(Some items)
....................

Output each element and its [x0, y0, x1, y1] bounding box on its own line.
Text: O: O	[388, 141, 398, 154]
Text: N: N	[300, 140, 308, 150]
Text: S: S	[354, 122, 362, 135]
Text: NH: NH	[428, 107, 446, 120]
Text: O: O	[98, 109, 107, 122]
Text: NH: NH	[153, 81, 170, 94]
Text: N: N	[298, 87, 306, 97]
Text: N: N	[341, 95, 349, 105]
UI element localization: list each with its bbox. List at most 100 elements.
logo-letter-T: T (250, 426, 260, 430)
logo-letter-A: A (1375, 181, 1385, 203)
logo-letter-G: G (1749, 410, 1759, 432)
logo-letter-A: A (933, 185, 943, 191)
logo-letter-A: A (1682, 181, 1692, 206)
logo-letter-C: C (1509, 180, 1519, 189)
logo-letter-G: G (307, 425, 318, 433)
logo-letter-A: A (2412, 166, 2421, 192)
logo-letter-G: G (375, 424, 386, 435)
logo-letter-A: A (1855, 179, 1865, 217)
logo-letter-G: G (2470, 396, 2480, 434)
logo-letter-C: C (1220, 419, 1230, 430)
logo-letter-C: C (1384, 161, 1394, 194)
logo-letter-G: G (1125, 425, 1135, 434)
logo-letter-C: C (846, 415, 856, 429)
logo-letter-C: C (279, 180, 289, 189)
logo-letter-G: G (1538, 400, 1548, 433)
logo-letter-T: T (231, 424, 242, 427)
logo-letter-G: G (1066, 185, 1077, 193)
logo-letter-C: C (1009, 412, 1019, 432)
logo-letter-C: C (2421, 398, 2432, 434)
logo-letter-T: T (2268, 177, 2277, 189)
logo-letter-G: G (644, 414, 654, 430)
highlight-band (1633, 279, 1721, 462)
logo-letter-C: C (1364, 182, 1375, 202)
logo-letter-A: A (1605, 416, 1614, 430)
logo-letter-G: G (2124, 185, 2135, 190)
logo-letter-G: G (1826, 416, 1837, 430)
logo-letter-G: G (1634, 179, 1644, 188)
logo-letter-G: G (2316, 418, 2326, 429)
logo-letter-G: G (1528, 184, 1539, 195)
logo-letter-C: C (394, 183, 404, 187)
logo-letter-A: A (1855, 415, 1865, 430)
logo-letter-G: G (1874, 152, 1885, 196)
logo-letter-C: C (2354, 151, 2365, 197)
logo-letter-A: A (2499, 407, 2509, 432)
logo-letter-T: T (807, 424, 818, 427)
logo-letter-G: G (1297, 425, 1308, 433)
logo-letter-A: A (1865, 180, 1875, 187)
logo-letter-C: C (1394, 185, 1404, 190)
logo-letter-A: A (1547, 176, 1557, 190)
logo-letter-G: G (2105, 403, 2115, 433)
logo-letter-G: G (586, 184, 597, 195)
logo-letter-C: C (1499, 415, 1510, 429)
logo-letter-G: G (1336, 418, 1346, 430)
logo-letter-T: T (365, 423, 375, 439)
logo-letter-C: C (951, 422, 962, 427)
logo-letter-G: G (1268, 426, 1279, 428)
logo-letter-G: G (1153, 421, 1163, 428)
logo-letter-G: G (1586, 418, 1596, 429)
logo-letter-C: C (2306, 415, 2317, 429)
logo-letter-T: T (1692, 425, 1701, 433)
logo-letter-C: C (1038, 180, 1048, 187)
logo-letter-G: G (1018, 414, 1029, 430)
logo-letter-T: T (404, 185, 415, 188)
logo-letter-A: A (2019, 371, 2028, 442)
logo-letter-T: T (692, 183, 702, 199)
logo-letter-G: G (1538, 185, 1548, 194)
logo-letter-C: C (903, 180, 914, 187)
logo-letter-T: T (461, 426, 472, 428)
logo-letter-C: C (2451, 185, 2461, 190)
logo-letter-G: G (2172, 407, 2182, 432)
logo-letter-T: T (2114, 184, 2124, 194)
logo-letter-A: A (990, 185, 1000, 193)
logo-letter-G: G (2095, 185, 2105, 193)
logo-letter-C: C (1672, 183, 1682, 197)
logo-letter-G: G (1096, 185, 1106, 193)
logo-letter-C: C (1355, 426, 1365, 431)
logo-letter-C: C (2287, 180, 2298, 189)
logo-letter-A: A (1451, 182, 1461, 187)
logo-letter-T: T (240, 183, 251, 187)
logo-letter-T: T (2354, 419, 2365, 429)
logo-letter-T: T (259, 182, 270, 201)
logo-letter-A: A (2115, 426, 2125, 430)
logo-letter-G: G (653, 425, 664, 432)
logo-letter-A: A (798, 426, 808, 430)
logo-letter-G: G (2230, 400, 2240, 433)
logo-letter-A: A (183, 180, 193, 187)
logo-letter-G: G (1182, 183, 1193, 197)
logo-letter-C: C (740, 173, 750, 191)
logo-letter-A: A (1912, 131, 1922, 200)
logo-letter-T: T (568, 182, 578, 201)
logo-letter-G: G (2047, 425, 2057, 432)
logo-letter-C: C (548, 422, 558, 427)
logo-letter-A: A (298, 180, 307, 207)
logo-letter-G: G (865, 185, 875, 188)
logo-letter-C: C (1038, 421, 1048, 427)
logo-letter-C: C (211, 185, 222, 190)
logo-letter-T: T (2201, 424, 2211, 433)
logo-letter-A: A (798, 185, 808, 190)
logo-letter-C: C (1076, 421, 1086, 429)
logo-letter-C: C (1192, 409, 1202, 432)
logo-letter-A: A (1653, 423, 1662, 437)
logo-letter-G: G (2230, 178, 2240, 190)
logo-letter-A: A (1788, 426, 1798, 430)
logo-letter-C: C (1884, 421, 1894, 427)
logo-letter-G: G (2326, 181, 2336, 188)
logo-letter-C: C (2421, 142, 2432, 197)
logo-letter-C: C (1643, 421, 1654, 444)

....................

SHORT TASK: Print every line of the items above word for word, in the same order.

TASK ANSWER:
Output each element and its [x0, y0, x1, y1] bounding box on its own line.
Text: O: O	[388, 141, 398, 154]
Text: N: N	[300, 140, 308, 150]
Text: S: S	[354, 122, 362, 135]
Text: NH: NH	[428, 107, 446, 120]
Text: O: O	[98, 109, 107, 122]
Text: NH: NH	[153, 81, 170, 94]
Text: N: N	[298, 87, 306, 97]
Text: N: N	[341, 95, 349, 105]
UI element localization: list each with its bbox. List at most 100 elements.
logo-letter-T: T (250, 426, 260, 430)
logo-letter-A: A (1375, 181, 1385, 203)
logo-letter-G: G (1749, 410, 1759, 432)
logo-letter-A: A (933, 185, 943, 191)
logo-letter-A: A (1682, 181, 1692, 206)
logo-letter-C: C (1509, 180, 1519, 189)
logo-letter-G: G (307, 425, 318, 433)
logo-letter-A: A (2412, 166, 2421, 192)
logo-letter-G: G (375, 424, 386, 435)
logo-letter-A: A (1855, 179, 1865, 217)
logo-letter-G: G (2470, 396, 2480, 434)
logo-letter-C: C (1220, 419, 1230, 430)
logo-letter-C: C (1384, 161, 1394, 194)
logo-letter-G: G (1125, 425, 1135, 434)
logo-letter-C: C (846, 415, 856, 429)
logo-letter-C: C (279, 180, 289, 189)
logo-letter-G: G (1538, 400, 1548, 433)
logo-letter-T: T (231, 424, 242, 427)
logo-letter-G: G (1066, 185, 1077, 193)
logo-letter-C: C (1009, 412, 1019, 432)
logo-letter-C: C (2421, 398, 2432, 434)
logo-letter-T: T (2268, 177, 2277, 189)
logo-letter-G: G (644, 414, 654, 430)
highlight-band (1633, 279, 1721, 462)
logo-letter-C: C (1364, 182, 1375, 202)
logo-letter-A: A (1605, 416, 1614, 430)
logo-letter-G: G (2124, 185, 2135, 190)
logo-letter-G: G (1826, 416, 1837, 430)
logo-letter-G: G (1634, 179, 1644, 188)
logo-letter-G: G (2316, 418, 2326, 429)
logo-letter-G: G (1528, 184, 1539, 195)
logo-letter-C: C (394, 183, 404, 187)
logo-letter-A: A (1855, 415, 1865, 430)
logo-letter-G: G (1874, 152, 1885, 196)
logo-letter-C: C (2354, 151, 2365, 197)
logo-letter-A: A (2499, 407, 2509, 432)
logo-letter-T: T (807, 424, 818, 427)
logo-letter-G: G (1297, 425, 1308, 433)
logo-letter-A: A (1865, 180, 1875, 187)
logo-letter-C: C (1394, 185, 1404, 190)
logo-letter-A: A (1547, 176, 1557, 190)
logo-letter-G: G (2105, 403, 2115, 433)
logo-letter-G: G (586, 184, 597, 195)
logo-letter-C: C (1499, 415, 1510, 429)
logo-letter-G: G (1336, 418, 1346, 430)
logo-letter-T: T (365, 423, 375, 439)
logo-letter-C: C (951, 422, 962, 427)
logo-letter-G: G (1268, 426, 1279, 428)
logo-letter-G: G (1153, 421, 1163, 428)
logo-letter-G: G (1586, 418, 1596, 429)
logo-letter-C: C (2306, 415, 2317, 429)
logo-letter-T: T (1692, 425, 1701, 433)
logo-letter-C: C (1038, 180, 1048, 187)
logo-letter-G: G (1018, 414, 1029, 430)
logo-letter-T: T (404, 185, 415, 188)
logo-letter-A: A (2019, 371, 2028, 442)
logo-letter-T: T (692, 183, 702, 199)
logo-letter-G: G (1538, 185, 1548, 194)
logo-letter-C: C (903, 180, 914, 187)
logo-letter-T: T (461, 426, 472, 428)
logo-letter-C: C (2451, 185, 2461, 190)
logo-letter-G: G (2172, 407, 2182, 432)
logo-letter-T: T (2114, 184, 2124, 194)
logo-letter-A: A (990, 185, 1000, 193)
logo-letter-G: G (2095, 185, 2105, 193)
logo-letter-C: C (1672, 183, 1682, 197)
logo-letter-G: G (1096, 185, 1106, 193)
logo-letter-C: C (1355, 426, 1365, 431)
logo-letter-C: C (2287, 180, 2298, 189)
logo-letter-A: A (1451, 182, 1461, 187)
logo-letter-T: T (240, 183, 251, 187)
logo-letter-T: T (2354, 419, 2365, 429)
logo-letter-T: T (259, 182, 270, 201)
logo-letter-A: A (2115, 426, 2125, 430)
logo-letter-G: G (653, 425, 664, 432)
logo-letter-A: A (798, 426, 808, 430)
logo-letter-G: G (2230, 400, 2240, 433)
logo-letter-A: A (183, 180, 193, 187)
logo-letter-G: G (1182, 183, 1193, 197)
logo-letter-C: C (740, 173, 750, 191)
logo-letter-A: A (1912, 131, 1922, 200)
logo-letter-T: T (568, 182, 578, 201)
logo-letter-G: G (2047, 425, 2057, 432)
logo-letter-C: C (548, 422, 558, 427)
logo-letter-A: A (298, 180, 307, 207)
logo-letter-G: G (865, 185, 875, 188)
logo-letter-C: C (1038, 421, 1048, 427)
logo-letter-C: C (211, 185, 222, 190)
logo-letter-T: T (2201, 424, 2211, 433)
logo-letter-A: A (798, 185, 808, 190)
logo-letter-C: C (1076, 421, 1086, 429)
logo-letter-C: C (1192, 409, 1202, 432)
logo-letter-A: A (1653, 423, 1662, 437)
logo-letter-G: G (2230, 178, 2240, 190)
logo-letter-A: A (1788, 426, 1798, 430)
logo-letter-C: C (1884, 421, 1894, 427)
logo-letter-G: G (2326, 181, 2336, 188)
logo-letter-C: C (2421, 142, 2432, 197)
logo-letter-C: C (1643, 421, 1654, 444)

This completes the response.